Write out all the material exactly. Leave nothing out.
☆ ☆ ☆ ☆
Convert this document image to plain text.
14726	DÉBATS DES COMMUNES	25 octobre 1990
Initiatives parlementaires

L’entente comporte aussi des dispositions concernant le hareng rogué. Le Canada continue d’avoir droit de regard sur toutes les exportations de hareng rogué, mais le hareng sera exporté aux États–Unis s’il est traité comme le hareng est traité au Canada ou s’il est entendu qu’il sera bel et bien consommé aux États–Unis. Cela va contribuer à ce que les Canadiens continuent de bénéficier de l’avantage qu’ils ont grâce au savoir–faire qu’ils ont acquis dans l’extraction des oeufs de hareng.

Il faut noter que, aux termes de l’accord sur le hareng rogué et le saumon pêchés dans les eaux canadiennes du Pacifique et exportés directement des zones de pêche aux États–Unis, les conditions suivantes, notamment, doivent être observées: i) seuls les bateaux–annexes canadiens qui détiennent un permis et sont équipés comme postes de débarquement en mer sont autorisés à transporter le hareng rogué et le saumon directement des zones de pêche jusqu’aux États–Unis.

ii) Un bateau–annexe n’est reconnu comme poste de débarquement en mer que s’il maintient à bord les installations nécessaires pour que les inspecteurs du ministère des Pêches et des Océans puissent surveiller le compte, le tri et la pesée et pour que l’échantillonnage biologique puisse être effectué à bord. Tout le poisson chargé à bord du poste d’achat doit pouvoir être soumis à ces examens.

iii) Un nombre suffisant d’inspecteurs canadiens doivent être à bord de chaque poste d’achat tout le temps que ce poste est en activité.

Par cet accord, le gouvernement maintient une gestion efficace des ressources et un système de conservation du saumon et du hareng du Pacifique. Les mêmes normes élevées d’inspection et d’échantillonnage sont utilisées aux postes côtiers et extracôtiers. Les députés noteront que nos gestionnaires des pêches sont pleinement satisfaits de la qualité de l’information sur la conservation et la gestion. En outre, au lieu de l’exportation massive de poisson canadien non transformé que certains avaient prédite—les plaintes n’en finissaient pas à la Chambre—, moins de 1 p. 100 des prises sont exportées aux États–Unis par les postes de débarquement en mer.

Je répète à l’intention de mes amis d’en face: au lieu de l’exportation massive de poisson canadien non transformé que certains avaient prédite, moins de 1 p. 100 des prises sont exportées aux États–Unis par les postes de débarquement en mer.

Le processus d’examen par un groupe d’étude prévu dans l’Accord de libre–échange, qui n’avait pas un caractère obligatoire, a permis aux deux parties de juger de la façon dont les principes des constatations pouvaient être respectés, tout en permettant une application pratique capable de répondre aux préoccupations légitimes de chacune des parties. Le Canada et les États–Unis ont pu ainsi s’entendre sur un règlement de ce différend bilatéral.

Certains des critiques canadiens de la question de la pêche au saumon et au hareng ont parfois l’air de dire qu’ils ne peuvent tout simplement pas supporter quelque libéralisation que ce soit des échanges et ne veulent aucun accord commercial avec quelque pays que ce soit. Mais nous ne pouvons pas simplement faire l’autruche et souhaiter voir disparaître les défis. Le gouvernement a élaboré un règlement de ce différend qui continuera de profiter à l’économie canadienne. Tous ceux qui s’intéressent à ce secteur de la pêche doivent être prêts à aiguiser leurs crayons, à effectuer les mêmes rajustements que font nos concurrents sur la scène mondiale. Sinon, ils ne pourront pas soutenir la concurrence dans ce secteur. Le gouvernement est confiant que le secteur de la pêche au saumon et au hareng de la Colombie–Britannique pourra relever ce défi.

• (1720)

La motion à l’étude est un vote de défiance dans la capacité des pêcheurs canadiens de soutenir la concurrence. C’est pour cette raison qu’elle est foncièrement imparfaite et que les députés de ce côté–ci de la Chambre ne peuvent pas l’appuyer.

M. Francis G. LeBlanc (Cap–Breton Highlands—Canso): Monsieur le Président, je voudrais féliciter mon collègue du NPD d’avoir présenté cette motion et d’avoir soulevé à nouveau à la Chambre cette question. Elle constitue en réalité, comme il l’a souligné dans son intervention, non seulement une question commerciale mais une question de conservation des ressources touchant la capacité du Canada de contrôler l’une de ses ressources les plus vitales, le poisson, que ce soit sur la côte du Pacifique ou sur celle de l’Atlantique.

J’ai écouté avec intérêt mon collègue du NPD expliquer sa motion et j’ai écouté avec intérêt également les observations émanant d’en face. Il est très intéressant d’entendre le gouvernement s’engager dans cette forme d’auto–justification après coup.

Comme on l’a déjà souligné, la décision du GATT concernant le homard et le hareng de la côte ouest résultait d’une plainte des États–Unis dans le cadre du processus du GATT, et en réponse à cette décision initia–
☆ ☆ ☆ ☆
Answer for the task —
Convert this document image to plain text.
14726	DÉBATS DES COMMUNES	25 octobre 1990
Initiatives parlementaires

L’entente comporte aussi des dispositions concernant le hareng rogué. Le Canada continue d’avoir droit de regard sur toutes les exportations de hareng rogué, mais le hareng sera exporté aux États–Unis s’il est traité comme le hareng est traité au Canada ou s’il est entendu qu’il sera bel et bien consommé aux États–Unis. Cela va contribuer à ce que les Canadiens continuent de bénéficier de l’avantage qu’ils ont grâce au savoir–faire qu’ils ont acquis dans l’extraction des oeufs de hareng.

Il faut noter que, aux termes de l’accord sur le hareng rogué et le saumon pêchés dans les eaux canadiennes du Pacifique et exportés directement des zones de pêche aux États–Unis, les conditions suivantes, notamment, doivent être observées: i) seuls les bateaux–annexes canadiens qui détiennent un permis et sont équipés comme postes de débarquement en mer sont autorisés à transporter le hareng rogué et le saumon directement des zones de pêche jusqu’aux États–Unis.

ii) Un bateau–annexe n’est reconnu comme poste de débarquement en mer que s’il maintient à bord les installations nécessaires pour que les inspecteurs du ministère des Pêches et des Océans puissent surveiller le compte, le tri et la pesée et pour que l’échantillonnage biologique puisse être effectué à bord. Tout le poisson chargé à bord du poste d’achat doit pouvoir être soumis à ces examens.

iii) Un nombre suffisant d’inspecteurs canadiens doivent être à bord de chaque poste d’achat tout le temps que ce poste est en activité.

Par cet accord, le gouvernement maintient une gestion efficace des ressources et un système de conservation du saumon et du hareng du Pacifique. Les mêmes normes élevées d’inspection et d’échantillonnage sont utilisées aux postes côtiers et extracôtiers. Les députés noteront que nos gestionnaires des pêches sont pleinement satisfaits de la qualité de l’information sur la conservation et la gestion. En outre, au lieu de l’exportation massive de poisson canadien non transformé que certains avaient prédite—les plaintes n’en finissaient pas à la Chambre—, moins de 1 p. 100 des prises sont exportées aux États–Unis par les postes de débarquement en mer.

Je répète à l’intention de mes amis d’en face: au lieu de l’exportation massive de poisson canadien non transformé que certains avaient prédite, moins de 1 p. 100 des prises sont exportées aux États–Unis par les postes de débarquement en mer.

Le processus d’examen par un groupe d’étude prévu dans l’Accord de libre–échange, qui n’avait pas un caractère obligatoire, a permis aux deux parties de juger de la façon dont les principes des constatations pouvaient être respectés, tout en permettant une application pratique capable de répondre aux préoccupations légitimes de chacune des parties. Le Canada et les États–Unis ont pu ainsi s’entendre sur un règlement de ce différend bilatéral.

Certains des critiques canadiens de la question de la pêche au saumon et au hareng ont parfois l’air de dire qu’ils ne peuvent tout simplement pas supporter quelque libéralisation que ce soit des échanges et ne veulent aucun accord commercial avec quelque pays que ce soit. Mais nous ne pouvons pas simplement faire l’autruche et souhaiter voir disparaître les défis. Le gouvernement a élaboré un règlement de ce différend qui continuera de profiter à l’économie canadienne. Tous ceux qui s’intéressent à ce secteur de la pêche doivent être prêts à aiguiser leurs crayons, à effectuer les mêmes rajustements que font nos concurrents sur la scène mondiale. Sinon, ils ne pourront pas soutenir la concurrence dans ce secteur. Le gouvernement est confiant que le secteur de la pêche au saumon et au hareng de la Colombie–Britannique pourra relever ce défi.

• (1720)

La motion à l’étude est un vote de défiance dans la capacité des pêcheurs canadiens de soutenir la concurrence. C’est pour cette raison qu’elle est foncièrement imparfaite et que les députés de ce côté–ci de la Chambre ne peuvent pas l’appuyer.

M. Francis G. LeBlanc (Cap–Breton Highlands—Canso): Monsieur le Président, je voudrais féliciter mon collègue du NPD d’avoir présenté cette motion et d’avoir soulevé à nouveau à la Chambre cette question. Elle constitue en réalité, comme il l’a souligné dans son intervention, non seulement une question commerciale mais une question de conservation des ressources touchant la capacité du Canada de contrôler l’une de ses ressources les plus vitales, le poisson, que ce soit sur la côte du Pacifique ou sur celle de l’Atlantique.

J’ai écouté avec intérêt mon collègue du NPD expliquer sa motion et j’ai écouté avec intérêt également les observations émanant d’en face. Il est très intéressant d’entendre le gouvernement s’engager dans cette forme d’auto–justification après coup.

Comme on l’a déjà souligné, la décision du GATT concernant le homard et le hareng de la côte ouest résultait d’une plainte des États–Unis dans le cadre du processus du GATT, et en réponse à cette décision initia–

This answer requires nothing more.